(Dataset entries)
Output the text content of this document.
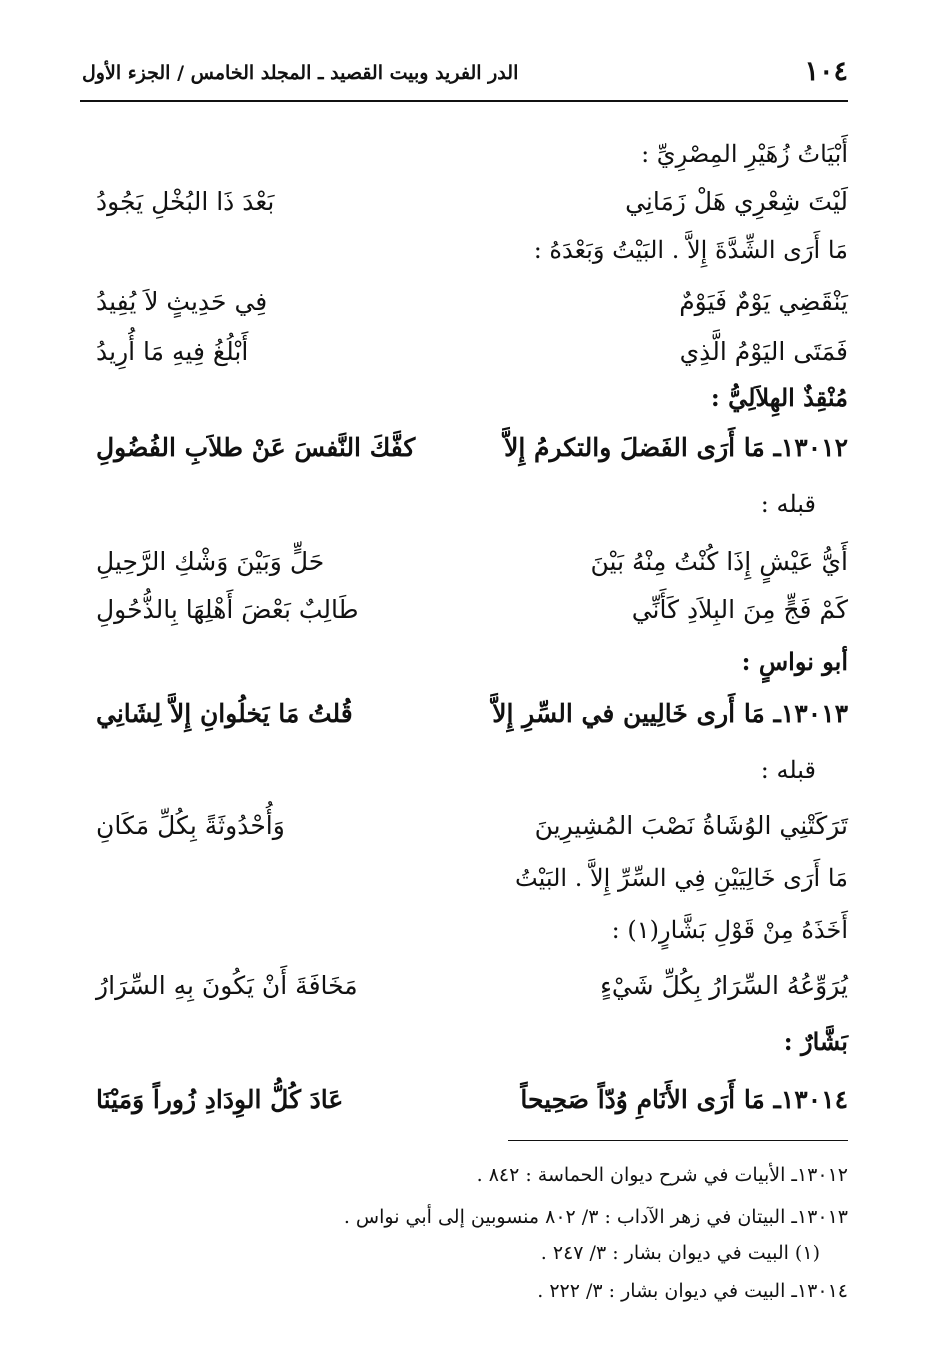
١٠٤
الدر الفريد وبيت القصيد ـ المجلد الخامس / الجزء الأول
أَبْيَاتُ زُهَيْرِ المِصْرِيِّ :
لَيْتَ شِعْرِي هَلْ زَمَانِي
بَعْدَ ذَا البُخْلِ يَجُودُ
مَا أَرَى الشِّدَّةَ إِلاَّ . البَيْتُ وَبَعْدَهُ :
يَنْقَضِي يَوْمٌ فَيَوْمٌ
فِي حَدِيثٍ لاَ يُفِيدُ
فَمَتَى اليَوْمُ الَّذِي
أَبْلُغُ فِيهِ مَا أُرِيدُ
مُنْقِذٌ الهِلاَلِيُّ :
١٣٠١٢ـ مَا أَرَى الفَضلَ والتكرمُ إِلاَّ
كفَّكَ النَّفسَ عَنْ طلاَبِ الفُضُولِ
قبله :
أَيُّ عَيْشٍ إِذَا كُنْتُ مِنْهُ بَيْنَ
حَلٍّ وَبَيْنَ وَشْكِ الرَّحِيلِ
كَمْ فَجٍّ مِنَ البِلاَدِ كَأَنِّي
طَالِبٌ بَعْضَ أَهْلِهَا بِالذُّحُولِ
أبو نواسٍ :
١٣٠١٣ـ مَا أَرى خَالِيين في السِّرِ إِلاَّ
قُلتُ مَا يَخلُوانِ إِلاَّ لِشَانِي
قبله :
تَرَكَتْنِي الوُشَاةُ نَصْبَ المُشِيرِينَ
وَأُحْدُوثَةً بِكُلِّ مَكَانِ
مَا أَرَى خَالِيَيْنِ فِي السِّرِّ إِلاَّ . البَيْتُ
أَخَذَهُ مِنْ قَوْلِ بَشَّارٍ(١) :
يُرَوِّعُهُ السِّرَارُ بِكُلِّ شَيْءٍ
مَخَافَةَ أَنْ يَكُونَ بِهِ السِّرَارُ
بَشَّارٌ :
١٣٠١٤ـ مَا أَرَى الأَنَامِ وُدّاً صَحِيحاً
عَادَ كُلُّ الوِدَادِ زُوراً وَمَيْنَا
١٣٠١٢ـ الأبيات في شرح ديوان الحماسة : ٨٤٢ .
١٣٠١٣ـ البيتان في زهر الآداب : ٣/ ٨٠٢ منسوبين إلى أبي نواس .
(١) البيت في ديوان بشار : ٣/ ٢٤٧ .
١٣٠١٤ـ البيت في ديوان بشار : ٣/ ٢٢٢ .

Required task :: Go through the listing above and locate each line that holds the word "نواس". Copy those lines.

Worked answer ::
أبو نواسٍ :
١٣٠١٣ـ البيتان في زهر الآداب : ٣/ ٨٠٢ منسوبين إلى أبي نواس .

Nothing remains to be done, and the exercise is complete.